── EXTRACTED RECORDS

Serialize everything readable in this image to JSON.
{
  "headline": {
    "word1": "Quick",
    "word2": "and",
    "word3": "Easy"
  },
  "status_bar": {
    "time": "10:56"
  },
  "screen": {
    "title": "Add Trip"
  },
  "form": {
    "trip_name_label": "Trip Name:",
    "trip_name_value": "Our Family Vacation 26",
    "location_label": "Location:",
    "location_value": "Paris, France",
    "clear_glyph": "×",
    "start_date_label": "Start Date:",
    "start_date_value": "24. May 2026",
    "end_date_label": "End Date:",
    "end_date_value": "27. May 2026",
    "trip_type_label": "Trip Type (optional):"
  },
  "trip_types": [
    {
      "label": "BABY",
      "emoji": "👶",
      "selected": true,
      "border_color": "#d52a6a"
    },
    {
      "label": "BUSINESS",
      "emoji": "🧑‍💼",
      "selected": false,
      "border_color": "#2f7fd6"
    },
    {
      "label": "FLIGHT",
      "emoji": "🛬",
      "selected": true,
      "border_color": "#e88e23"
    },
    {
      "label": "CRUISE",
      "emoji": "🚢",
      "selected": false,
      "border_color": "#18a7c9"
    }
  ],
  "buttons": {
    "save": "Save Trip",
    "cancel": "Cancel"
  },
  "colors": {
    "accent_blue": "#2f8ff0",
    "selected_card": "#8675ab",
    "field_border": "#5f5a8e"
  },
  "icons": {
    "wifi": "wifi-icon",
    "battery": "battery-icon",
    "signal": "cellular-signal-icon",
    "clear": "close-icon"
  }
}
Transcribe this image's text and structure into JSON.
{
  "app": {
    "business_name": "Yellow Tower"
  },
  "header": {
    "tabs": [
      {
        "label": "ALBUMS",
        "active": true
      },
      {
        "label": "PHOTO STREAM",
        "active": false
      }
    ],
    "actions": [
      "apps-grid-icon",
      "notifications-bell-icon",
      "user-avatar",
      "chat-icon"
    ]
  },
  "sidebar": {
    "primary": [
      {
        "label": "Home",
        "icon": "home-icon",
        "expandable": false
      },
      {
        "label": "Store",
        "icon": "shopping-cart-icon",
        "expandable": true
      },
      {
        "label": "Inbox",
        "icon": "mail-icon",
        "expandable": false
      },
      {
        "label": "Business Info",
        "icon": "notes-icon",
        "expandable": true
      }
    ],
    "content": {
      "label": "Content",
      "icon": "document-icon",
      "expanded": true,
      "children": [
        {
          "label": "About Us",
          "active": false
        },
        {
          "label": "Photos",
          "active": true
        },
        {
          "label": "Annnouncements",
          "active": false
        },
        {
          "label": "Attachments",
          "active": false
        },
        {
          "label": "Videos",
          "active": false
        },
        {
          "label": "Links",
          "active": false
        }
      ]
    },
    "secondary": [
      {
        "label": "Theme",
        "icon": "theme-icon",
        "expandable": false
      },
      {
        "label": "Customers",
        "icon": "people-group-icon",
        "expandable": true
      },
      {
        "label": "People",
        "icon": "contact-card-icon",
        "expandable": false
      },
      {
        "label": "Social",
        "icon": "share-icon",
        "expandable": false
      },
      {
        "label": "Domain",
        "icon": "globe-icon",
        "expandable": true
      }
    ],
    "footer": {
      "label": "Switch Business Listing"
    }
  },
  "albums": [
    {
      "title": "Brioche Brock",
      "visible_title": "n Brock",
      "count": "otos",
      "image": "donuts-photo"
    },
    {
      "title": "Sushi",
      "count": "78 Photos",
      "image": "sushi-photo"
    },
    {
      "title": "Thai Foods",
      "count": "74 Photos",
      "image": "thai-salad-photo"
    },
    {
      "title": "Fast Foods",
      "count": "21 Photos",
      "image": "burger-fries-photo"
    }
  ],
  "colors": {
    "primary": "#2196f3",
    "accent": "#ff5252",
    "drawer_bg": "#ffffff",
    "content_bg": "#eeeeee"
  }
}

────

= GIVEN TASK =
Return what is listed above, exactly and completely.

= SOLUTION FOR THIS TASK =
Serialize everything readable in this image to JSON.
{
  "headline": {
    "word1": "Quick",
    "word2": "and",
    "word3": "Easy"
  },
  "status_bar": {
    "time": "10:56"
  },
  "screen": {
    "title": "Add Trip"
  },
  "form": {
    "trip_name_label": "Trip Name:",
    "trip_name_value": "Our Family Vacation 26",
    "location_label": "Location:",
    "location_value": "Paris, France",
    "clear_glyph": "×",
    "start_date_label": "Start Date:",
    "start_date_value": "24. May 2026",
    "end_date_label": "End Date:",
    "end_date_value": "27. May 2026",
    "trip_type_label": "Trip Type (optional):"
  },
  "trip_types": [
    {
      "label": "BABY",
      "emoji": "👶",
      "selected": true,
      "border_color": "#d52a6a"
    },
    {
      "label": "BUSINESS",
      "emoji": "🧑‍💼",
      "selected": false,
      "border_color": "#2f7fd6"
    },
    {
      "label": "FLIGHT",
      "emoji": "🛬",
      "selected": true,
      "border_color": "#e88e23"
    },
    {
      "label": "CRUISE",
      "emoji": "🚢",
      "selected": false,
      "border_color": "#18a7c9"
    }
  ],
  "buttons": {
    "save": "Save Trip",
    "cancel": "Cancel"
  },
  "colors": {
    "accent_blue": "#2f8ff0",
    "selected_card": "#8675ab",
    "field_border": "#5f5a8e"
  },
  "icons": {
    "wifi": "wifi-icon",
    "battery": "battery-icon",
    "signal": "cellular-signal-icon",
    "clear": "close-icon"
  }
}
Transcribe this image's text and structure into JSON.
{
  "app": {
    "business_name": "Yellow Tower"
  },
  "header": {
    "tabs": [
      {
        "label": "ALBUMS",
        "active": true
      },
      {
        "label": "PHOTO STREAM",
        "active": false
      }
    ],
    "actions": [
      "apps-grid-icon",
      "notifications-bell-icon",
      "user-avatar",
      "chat-icon"
    ]
  },
  "sidebar": {
    "primary": [
      {
        "label": "Home",
        "icon": "home-icon",
        "expandable": false
      },
      {
        "label": "Store",
        "icon": "shopping-cart-icon",
        "expandable": true
      },
      {
        "label": "Inbox",
        "icon": "mail-icon",
        "expandable": false
      },
      {
        "label": "Business Info",
        "icon": "notes-icon",
        "expandable": true
      }
    ],
    "content": {
      "label": "Content",
      "icon": "document-icon",
      "expanded": true,
      "children": [
        {
          "label": "About Us",
          "active": false
        },
        {
          "label": "Photos",
          "active": true
        },
        {
          "label": "Annnouncements",
          "active": false
        },
        {
          "label": "Attachments",
          "active": false
        },
        {
          "label": "Videos",
          "active": false
        },
        {
          "label": "Links",
          "active": false
        }
      ]
    },
    "secondary": [
      {
        "label": "Theme",
        "icon": "theme-icon",
        "expandable": false
      },
      {
        "label": "Customers",
        "icon": "people-group-icon",
        "expandable": true
      },
      {
        "label": "People",
        "icon": "contact-card-icon",
        "expandable": false
      },
      {
        "label": "Social",
        "icon": "share-icon",
        "expandable": false
      },
      {
        "label": "Domain",
        "icon": "globe-icon",
        "expandable": true
      }
    ],
    "footer": {
      "label": "Switch Business Listing"
    }
  },
  "albums": [
    {
      "title": "Brioche Brock",
      "visible_title": "n Brock",
      "count": "otos",
      "image": "donuts-photo"
    },
    {
      "title": "Sushi",
      "count": "78 Photos",
      "image": "sushi-photo"
    },
    {
      "title": "Thai Foods",
      "count": "74 Photos",
      "image": "thai-salad-photo"
    },
    {
      "title": "Fast Foods",
      "count": "21 Photos",
      "image": "burger-fries-photo"
    }
  ],
  "colors": {
    "primary": "#2196f3",
    "accent": "#ff5252",
    "drawer_bg": "#ffffff",
    "content_bg": "#eeeeee"
  }
}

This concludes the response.